━━━━━ Input

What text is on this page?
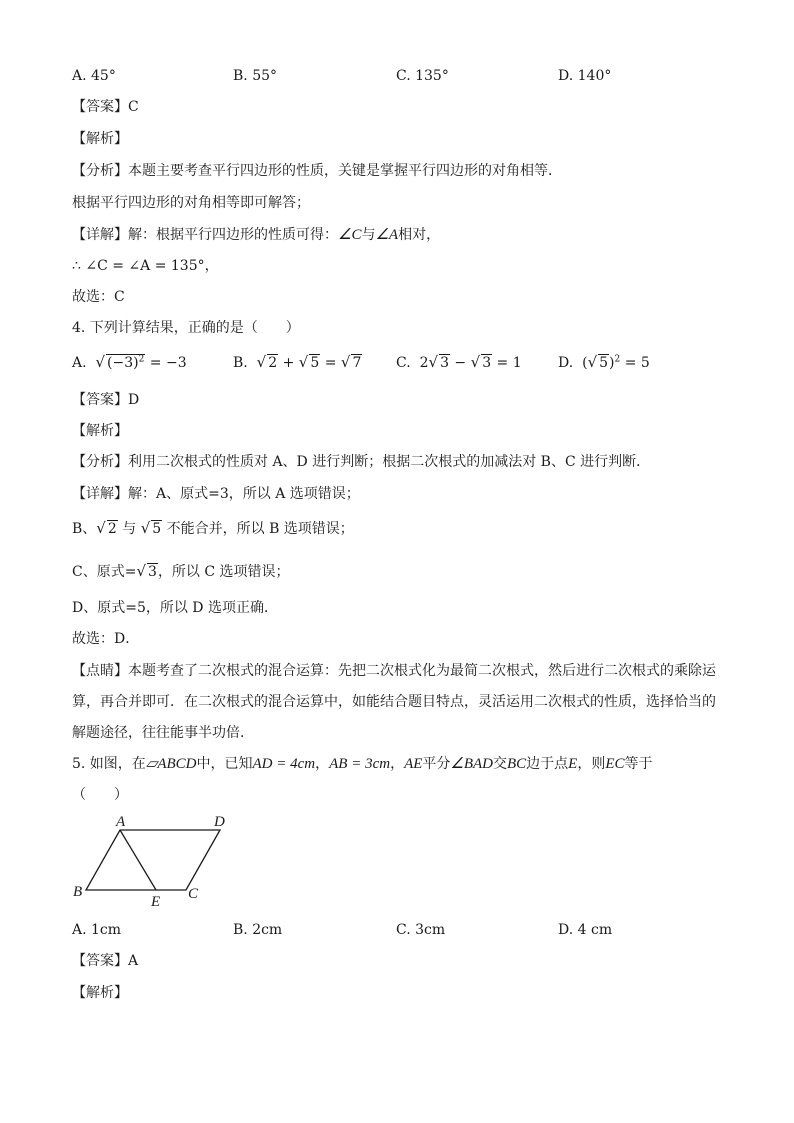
A. 45°	B. 55°	C. 135°	D. 140°
【答案】C
【解析】
【分析】本题主要考查平行四边形的性质，关键是掌握平行四边形的对角相等．
根据平行四边形的对角相等即可解答；
【详解】解：根据平行四边形的性质可得：∠C与∠A相对，
∴ ∠C = ∠A = 135°，
故选：C
4. 下列计算结果，正确的是（　　）
A. √ $(-3)^2 = -3$	B. √ 2 + √ 5 = √ 7 C. 2√ 3 − √ 3 = 1	D. (√ 5)$^2$ = 5
【答案】D
【解析】
【分析】利用二次根式的性质对 A、D 进行判断；根据二次根式的加减法对 B、C 进行判断．
【详解】解：A、原式=3，所以 A 选项错误；
B、√ 2 与 √ 5 不能合并，所以 B 选项错误；
C、原式=√ 3，所以 C 选项错误；
D、原式=5，所以 D 选项正确．
故选：D．
【点睛】本题考查了二次根式的混合运算：先把二次根式化为最简二次根式，然后进行二次根式的乘除运
算，再合并即可．在二次根式的混合运算中，如能结合题目特点，灵活运用二次根式的性质，选择恰当的
解题途径，往往能事半功倍．
5. 如图，在▱ABCD中，已知AD = 4cm，AB = 3cm，AE平分∠BAD交BC边于点E，则EC等于
（　　）
A	D
B
E C
A. 1cm	B. 2cm	C. 3cm	D. 4 cm
【答案】A
【解析】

━━━━━━━━━━

▸ **Task**:
Give the number of lines above in which the word "选项错误" occurs, with nothing else.

▸ **Exercise solution**:
3